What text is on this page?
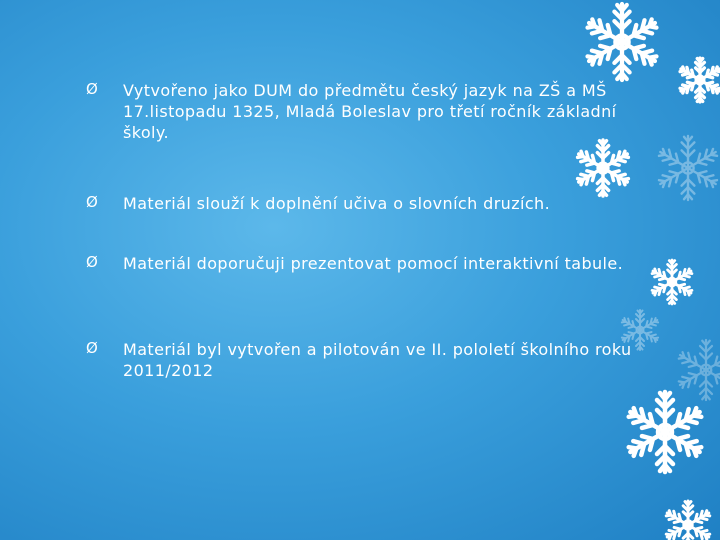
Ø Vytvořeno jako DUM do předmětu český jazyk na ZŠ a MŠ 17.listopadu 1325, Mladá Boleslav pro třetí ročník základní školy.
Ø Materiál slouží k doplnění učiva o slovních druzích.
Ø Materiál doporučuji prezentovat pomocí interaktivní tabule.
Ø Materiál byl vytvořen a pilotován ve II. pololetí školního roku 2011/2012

============================================================

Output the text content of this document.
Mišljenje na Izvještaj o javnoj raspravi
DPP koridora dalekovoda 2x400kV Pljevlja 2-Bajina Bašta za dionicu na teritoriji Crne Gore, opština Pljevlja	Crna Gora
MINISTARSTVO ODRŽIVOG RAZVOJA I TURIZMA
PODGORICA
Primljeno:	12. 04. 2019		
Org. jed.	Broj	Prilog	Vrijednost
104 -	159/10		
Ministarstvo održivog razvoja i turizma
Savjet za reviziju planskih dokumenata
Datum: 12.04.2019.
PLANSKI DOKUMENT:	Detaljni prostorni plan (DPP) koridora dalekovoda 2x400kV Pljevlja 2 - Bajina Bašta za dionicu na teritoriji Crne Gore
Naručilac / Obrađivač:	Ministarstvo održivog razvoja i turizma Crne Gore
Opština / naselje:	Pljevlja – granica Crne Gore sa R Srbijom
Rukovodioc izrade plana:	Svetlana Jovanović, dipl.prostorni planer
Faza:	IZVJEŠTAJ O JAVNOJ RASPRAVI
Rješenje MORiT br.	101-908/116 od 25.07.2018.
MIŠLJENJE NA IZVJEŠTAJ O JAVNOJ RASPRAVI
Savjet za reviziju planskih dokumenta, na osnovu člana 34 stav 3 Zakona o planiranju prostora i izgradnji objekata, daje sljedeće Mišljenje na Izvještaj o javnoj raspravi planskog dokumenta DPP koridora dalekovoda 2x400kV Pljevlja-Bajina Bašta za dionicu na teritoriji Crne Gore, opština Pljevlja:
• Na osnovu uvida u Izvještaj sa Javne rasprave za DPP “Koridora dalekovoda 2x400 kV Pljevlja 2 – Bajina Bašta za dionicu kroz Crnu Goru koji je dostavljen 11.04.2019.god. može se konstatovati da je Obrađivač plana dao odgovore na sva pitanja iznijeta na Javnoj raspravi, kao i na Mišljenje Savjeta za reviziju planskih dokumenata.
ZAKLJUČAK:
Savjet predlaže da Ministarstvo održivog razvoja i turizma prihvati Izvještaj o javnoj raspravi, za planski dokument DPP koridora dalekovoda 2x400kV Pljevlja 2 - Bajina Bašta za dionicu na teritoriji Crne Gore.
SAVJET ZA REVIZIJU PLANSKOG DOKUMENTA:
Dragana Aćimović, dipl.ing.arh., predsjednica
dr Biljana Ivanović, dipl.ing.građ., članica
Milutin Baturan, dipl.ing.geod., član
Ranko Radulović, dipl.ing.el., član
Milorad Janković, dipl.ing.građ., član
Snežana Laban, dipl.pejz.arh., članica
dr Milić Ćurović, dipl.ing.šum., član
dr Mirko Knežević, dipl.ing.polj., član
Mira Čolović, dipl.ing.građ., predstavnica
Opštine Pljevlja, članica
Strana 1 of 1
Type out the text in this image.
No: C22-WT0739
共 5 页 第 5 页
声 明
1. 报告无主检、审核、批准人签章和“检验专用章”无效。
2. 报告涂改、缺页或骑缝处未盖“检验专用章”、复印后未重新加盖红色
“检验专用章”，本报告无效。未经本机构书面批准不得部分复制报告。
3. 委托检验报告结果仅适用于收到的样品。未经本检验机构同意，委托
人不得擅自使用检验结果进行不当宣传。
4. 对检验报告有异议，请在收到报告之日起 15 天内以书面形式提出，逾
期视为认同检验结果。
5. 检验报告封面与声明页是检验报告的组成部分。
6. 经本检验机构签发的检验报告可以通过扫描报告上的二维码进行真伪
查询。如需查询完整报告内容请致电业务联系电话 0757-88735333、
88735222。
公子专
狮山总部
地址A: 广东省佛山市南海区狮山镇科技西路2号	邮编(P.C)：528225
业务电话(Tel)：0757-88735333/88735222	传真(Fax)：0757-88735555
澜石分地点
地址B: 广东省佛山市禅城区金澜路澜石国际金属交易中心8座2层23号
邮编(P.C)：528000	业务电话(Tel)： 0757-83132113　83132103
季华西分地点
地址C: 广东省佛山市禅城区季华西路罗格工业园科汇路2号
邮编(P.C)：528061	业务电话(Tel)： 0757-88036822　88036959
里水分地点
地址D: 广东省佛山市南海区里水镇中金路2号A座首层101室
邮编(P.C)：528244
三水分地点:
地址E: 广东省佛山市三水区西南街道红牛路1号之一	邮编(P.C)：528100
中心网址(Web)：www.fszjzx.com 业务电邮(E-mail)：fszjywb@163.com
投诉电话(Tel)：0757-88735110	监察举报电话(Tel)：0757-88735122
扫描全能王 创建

============================================================

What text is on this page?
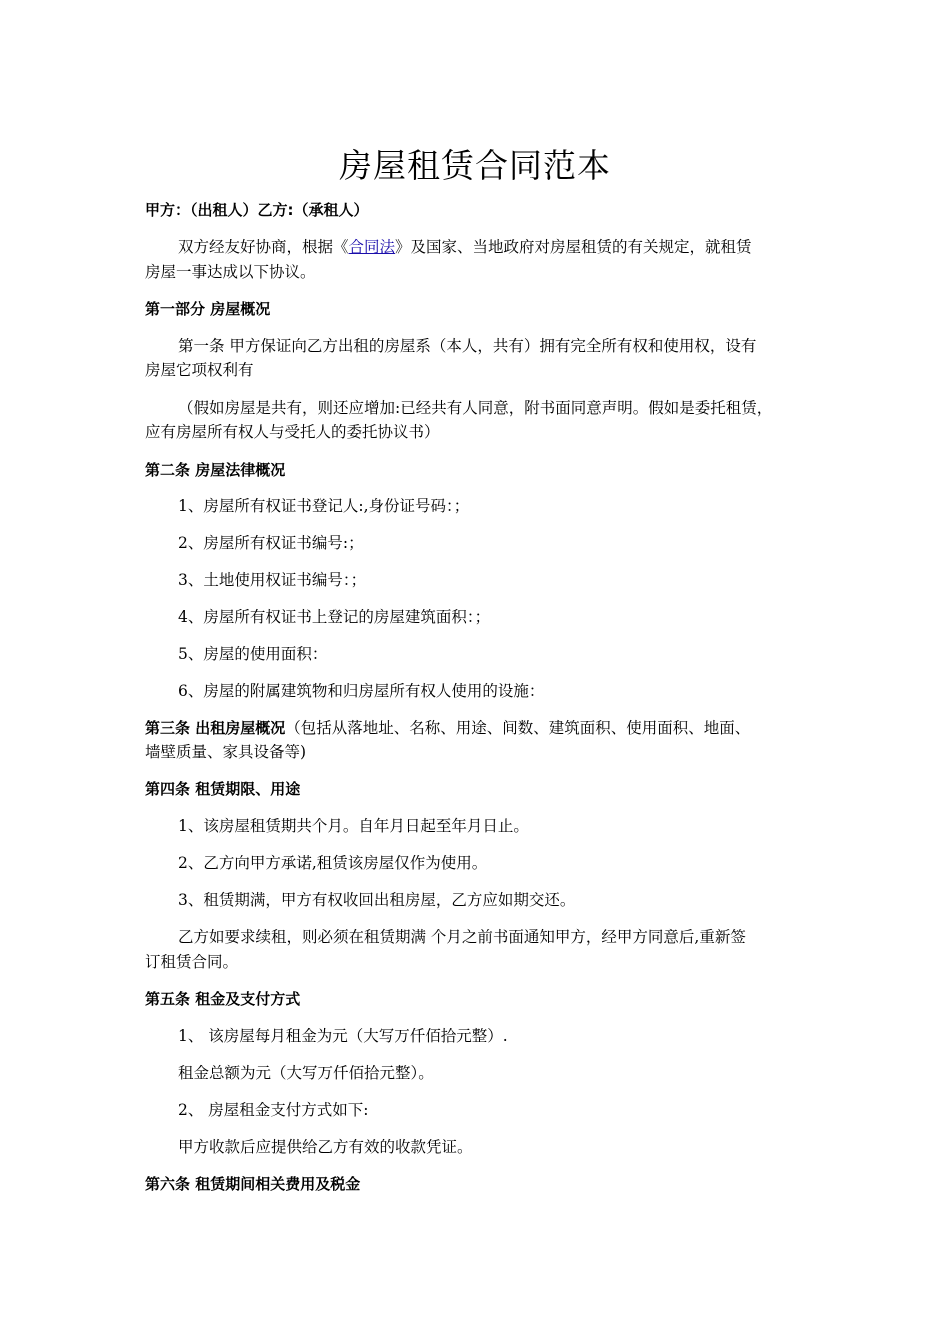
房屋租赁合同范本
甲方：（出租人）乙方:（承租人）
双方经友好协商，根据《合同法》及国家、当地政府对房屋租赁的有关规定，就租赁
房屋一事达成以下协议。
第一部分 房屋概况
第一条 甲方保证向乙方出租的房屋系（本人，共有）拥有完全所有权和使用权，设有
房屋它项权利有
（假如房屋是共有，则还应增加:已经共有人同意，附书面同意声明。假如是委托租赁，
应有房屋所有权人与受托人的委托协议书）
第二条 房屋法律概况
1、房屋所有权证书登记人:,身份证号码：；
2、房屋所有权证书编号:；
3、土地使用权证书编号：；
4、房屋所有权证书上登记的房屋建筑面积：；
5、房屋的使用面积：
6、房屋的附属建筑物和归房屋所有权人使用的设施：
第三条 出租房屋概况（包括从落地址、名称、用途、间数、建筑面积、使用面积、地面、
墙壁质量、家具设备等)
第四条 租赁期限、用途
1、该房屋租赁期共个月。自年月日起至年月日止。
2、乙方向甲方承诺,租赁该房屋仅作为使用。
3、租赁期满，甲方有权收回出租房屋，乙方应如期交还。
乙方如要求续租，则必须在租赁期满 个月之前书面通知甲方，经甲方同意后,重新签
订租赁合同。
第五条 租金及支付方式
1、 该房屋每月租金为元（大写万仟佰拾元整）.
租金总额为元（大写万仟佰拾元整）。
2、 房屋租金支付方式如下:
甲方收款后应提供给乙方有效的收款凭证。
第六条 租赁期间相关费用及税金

============================================================

Only the number is wanted: how many lines of the data contain the word "Materiál"?

3